- _Request_:
For the entries below, how many lines include the word "responde"? Give the figure and nothing more.

- _Records for the task_:
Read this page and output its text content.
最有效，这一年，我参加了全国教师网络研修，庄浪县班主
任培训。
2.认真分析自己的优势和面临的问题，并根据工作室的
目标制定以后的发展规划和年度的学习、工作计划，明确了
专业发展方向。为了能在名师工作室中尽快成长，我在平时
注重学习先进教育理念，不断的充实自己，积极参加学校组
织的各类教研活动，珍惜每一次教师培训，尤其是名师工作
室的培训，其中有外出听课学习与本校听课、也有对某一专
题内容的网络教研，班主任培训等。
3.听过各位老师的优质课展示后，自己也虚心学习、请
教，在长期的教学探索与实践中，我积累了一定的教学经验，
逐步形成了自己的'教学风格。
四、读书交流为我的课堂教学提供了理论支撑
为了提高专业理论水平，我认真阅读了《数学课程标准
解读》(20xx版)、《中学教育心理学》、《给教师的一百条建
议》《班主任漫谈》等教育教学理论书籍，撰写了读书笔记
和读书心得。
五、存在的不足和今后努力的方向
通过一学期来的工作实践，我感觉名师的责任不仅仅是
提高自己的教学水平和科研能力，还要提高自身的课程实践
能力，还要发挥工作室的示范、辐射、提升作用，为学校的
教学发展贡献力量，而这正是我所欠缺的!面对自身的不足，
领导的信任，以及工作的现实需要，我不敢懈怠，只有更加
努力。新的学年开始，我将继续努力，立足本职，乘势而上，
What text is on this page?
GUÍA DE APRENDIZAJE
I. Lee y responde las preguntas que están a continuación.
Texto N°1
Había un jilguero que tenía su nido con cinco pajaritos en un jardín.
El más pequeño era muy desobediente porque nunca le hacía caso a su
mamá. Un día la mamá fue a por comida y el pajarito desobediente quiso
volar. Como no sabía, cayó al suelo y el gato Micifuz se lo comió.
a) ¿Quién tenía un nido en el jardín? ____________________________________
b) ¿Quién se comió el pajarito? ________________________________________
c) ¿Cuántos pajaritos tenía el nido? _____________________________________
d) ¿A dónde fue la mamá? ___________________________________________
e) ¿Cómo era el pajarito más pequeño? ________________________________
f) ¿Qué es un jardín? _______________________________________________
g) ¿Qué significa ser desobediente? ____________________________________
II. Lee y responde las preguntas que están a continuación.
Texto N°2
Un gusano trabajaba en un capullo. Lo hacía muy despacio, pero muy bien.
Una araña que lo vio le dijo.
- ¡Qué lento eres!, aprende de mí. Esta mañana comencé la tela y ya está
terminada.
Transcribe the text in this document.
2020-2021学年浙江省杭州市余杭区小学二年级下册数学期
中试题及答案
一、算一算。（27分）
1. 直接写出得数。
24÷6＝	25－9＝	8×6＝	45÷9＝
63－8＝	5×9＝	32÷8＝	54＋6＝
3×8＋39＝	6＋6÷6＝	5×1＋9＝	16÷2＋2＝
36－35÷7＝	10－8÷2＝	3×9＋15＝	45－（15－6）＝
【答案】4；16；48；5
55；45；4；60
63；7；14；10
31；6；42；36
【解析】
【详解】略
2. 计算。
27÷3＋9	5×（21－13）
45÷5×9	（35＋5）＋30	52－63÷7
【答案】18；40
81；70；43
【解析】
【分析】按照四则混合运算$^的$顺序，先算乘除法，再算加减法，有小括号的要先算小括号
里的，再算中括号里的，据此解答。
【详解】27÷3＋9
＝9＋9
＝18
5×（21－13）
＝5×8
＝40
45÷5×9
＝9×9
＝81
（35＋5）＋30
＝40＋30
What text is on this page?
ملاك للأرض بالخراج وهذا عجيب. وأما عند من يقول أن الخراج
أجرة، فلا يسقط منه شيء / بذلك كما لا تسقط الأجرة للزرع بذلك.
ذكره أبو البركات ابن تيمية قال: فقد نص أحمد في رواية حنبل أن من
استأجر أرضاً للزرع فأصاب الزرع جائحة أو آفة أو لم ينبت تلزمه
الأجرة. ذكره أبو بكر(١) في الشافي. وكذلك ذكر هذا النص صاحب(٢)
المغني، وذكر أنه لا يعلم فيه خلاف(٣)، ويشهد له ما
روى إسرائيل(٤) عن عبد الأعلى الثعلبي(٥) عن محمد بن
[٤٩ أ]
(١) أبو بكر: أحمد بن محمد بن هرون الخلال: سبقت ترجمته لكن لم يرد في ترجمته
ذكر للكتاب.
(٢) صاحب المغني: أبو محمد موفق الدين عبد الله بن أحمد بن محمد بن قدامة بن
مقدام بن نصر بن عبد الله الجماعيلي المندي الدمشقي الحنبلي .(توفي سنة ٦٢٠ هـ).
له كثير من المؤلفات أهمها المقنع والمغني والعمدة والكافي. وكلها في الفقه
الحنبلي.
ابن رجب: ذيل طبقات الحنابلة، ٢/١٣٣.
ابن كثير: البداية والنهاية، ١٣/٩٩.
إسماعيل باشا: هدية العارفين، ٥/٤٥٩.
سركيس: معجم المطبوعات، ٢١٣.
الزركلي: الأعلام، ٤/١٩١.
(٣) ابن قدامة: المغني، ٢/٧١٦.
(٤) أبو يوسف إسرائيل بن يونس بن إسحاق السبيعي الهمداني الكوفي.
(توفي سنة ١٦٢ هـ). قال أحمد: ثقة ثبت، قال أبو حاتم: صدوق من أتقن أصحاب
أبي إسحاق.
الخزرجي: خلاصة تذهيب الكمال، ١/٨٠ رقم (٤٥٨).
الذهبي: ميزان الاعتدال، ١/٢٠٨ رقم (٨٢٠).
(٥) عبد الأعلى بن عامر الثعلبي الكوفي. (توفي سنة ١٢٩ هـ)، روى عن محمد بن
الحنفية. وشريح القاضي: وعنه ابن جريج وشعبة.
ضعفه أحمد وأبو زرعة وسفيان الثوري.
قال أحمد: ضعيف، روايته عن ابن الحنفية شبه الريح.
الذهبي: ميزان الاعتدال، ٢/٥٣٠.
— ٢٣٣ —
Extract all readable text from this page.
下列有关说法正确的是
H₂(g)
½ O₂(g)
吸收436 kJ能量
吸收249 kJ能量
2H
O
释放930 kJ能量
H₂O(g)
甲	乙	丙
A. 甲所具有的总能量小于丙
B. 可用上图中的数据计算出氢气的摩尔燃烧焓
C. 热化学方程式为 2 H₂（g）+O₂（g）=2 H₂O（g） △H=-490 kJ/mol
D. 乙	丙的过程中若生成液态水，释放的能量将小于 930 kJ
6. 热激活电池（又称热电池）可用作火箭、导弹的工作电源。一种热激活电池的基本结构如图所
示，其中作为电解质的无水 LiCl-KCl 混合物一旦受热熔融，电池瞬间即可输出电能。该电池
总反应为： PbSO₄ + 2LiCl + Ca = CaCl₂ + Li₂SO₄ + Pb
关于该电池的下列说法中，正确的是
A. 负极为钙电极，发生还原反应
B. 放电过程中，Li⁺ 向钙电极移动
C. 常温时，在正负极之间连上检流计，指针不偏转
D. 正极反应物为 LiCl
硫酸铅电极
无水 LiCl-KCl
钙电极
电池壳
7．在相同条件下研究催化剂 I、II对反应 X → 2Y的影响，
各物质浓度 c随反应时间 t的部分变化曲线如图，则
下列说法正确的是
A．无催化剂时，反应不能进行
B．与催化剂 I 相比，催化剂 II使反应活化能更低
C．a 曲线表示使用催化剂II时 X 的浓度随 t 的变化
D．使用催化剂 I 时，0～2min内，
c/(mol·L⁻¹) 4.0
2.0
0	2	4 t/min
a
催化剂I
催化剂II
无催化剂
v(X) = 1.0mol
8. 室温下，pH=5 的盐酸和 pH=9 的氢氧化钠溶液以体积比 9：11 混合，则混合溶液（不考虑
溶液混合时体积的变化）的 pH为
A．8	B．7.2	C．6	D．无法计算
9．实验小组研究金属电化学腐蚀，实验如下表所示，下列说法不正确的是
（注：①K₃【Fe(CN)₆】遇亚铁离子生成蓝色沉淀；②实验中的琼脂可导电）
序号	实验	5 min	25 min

- _Problem solution_:
2